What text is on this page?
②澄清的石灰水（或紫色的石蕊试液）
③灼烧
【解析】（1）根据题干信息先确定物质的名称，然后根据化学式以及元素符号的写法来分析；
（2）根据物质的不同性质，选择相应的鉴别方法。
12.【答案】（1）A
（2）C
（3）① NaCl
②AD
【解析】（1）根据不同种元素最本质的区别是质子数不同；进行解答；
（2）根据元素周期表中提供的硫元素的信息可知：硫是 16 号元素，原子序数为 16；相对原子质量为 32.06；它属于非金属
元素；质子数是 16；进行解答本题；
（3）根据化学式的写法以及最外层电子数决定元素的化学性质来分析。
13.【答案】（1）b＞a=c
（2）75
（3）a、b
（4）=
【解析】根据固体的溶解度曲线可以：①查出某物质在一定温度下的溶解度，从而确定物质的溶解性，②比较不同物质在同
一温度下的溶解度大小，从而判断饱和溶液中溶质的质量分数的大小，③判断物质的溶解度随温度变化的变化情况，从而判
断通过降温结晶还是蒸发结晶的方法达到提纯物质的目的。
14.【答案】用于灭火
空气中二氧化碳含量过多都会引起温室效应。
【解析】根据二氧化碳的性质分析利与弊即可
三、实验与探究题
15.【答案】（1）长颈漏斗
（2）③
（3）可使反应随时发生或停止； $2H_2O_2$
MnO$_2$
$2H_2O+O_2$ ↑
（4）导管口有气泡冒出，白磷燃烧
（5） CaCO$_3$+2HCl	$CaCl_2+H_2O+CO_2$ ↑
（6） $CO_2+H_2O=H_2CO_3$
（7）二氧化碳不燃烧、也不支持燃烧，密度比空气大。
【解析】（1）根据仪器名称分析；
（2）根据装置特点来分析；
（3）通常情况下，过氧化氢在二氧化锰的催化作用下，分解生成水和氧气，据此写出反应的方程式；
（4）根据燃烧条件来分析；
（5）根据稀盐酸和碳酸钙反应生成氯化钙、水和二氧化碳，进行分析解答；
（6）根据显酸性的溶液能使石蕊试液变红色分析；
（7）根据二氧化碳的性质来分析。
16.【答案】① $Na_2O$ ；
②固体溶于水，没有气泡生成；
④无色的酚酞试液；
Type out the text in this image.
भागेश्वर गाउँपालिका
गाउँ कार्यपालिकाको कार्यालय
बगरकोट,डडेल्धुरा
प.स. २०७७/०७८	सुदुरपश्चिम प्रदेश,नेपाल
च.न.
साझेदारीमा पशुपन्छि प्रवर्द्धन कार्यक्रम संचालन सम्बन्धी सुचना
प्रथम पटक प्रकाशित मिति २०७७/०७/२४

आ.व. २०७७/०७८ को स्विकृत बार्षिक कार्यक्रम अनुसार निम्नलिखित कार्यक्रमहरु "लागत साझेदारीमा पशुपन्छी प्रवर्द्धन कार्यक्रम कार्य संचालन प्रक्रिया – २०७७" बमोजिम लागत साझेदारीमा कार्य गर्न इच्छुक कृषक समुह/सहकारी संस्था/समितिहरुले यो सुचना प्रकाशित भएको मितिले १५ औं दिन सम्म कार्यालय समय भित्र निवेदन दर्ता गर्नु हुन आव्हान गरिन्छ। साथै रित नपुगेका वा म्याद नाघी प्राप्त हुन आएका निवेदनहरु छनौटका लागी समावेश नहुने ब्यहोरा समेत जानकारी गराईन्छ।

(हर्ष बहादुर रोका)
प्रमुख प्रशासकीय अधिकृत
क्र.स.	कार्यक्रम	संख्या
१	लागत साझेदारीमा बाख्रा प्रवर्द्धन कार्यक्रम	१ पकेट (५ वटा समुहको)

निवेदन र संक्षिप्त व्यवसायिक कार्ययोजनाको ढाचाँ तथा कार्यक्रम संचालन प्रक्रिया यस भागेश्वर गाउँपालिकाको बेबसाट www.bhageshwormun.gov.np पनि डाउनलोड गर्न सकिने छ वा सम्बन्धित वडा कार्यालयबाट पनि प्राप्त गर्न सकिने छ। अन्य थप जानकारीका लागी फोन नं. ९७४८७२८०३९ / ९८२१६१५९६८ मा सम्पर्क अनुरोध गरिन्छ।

# # #

Written exercise >>
All of the entries above should be written out again exactly.

Exercise result >>
What text is on this page?
②澄清的石灰水（或紫色的石蕊试液）
③灼烧
【解析】（1）根据题干信息先确定物质的名称，然后根据化学式以及元素符号的写法来分析；
（2）根据物质的不同性质，选择相应的鉴别方法。
12.【答案】（1）A
（2）C
（3）① NaCl
②AD
【解析】（1）根据不同种元素最本质的区别是质子数不同；进行解答；
（2）根据元素周期表中提供的硫元素的信息可知：硫是 16 号元素，原子序数为 16；相对原子质量为 32.06；它属于非金属
元素；质子数是 16；进行解答本题；
（3）根据化学式的写法以及最外层电子数决定元素的化学性质来分析。
13.【答案】（1）b＞a=c
（2）75
（3）a、b
（4）=
【解析】根据固体的溶解度曲线可以：①查出某物质在一定温度下的溶解度，从而确定物质的溶解性，②比较不同物质在同
一温度下的溶解度大小，从而判断饱和溶液中溶质的质量分数的大小，③判断物质的溶解度随温度变化的变化情况，从而判
断通过降温结晶还是蒸发结晶的方法达到提纯物质的目的。
14.【答案】用于灭火
空气中二氧化碳含量过多都会引起温室效应。
【解析】根据二氧化碳的性质分析利与弊即可
三、实验与探究题
15.【答案】（1）长颈漏斗
（2）③
（3）可使反应随时发生或停止； $2H_2O_2$
MnO$_2$
$2H_2O+O_2$ ↑
（4）导管口有气泡冒出，白磷燃烧
（5） CaCO$_3$+2HCl	$CaCl_2+H_2O+CO_2$ ↑
（6） $CO_2+H_2O=H_2CO_3$
（7）二氧化碳不燃烧、也不支持燃烧，密度比空气大。
【解析】（1）根据仪器名称分析；
（2）根据装置特点来分析；
（3）通常情况下，过氧化氢在二氧化锰的催化作用下，分解生成水和氧气，据此写出反应的方程式；
（4）根据燃烧条件来分析；
（5）根据稀盐酸和碳酸钙反应生成氯化钙、水和二氧化碳，进行分析解答；
（6）根据显酸性的溶液能使石蕊试液变红色分析；
（7）根据二氧化碳的性质来分析。
16.【答案】① $Na_2O$ ；
②固体溶于水，没有气泡生成；
④无色的酚酞试液；
Type out the text in this image.
भागेश्वर गाउँपालिका
गाउँ कार्यपालिकाको कार्यालय
बगरकोट,डडेल्धुरा
प.स. २०७७/०७८	सुदुरपश्चिम प्रदेश,नेपाल
च.न.
साझेदारीमा पशुपन्छि प्रवर्द्धन कार्यक्रम संचालन सम्बन्धी सुचना
प्रथम पटक प्रकाशित मिति २०७७/०७/२४

आ.व. २०७७/०७८ को स्विकृत बार्षिक कार्यक्रम अनुसार निम्नलिखित कार्यक्रमहरु "लागत साझेदारीमा पशुपन्छी प्रवर्द्धन कार्यक्रम कार्य संचालन प्रक्रिया – २०७७" बमोजिम लागत साझेदारीमा कार्य गर्न इच्छुक कृषक समुह/सहकारी संस्था/समितिहरुले यो सुचना प्रकाशित भएको मितिले १५ औं दिन सम्म कार्यालय समय भित्र निवेदन दर्ता गर्नु हुन आव्हान गरिन्छ। साथै रित नपुगेका वा म्याद नाघी प्राप्त हुन आएका निवेदनहरु छनौटका लागी समावेश नहुने ब्यहोरा समेत जानकारी गराईन्छ।

(हर्ष बहादुर रोका)
प्रमुख प्रशासकीय अधिकृत
क्र.स.	कार्यक्रम	संख्या
१	लागत साझेदारीमा बाख्रा प्रवर्द्धन कार्यक्रम	१ पकेट (५ वटा समुहको)

निवेदन र संक्षिप्त व्यवसायिक कार्ययोजनाको ढाचाँ तथा कार्यक्रम संचालन प्रक्रिया यस भागेश्वर गाउँपालिकाको बेबसाट www.bhageshwormun.gov.np पनि डाउनलोड गर्न सकिने छ वा सम्बन्धित वडा कार्यालयबाट पनि प्राप्त गर्न सकिने छ। अन्य थप जानकारीका लागी फोन नं. ९७४८७२८०३९ / ९८२१६१५९६८ मा सम्पर्क अनुरोध गरिन्छ।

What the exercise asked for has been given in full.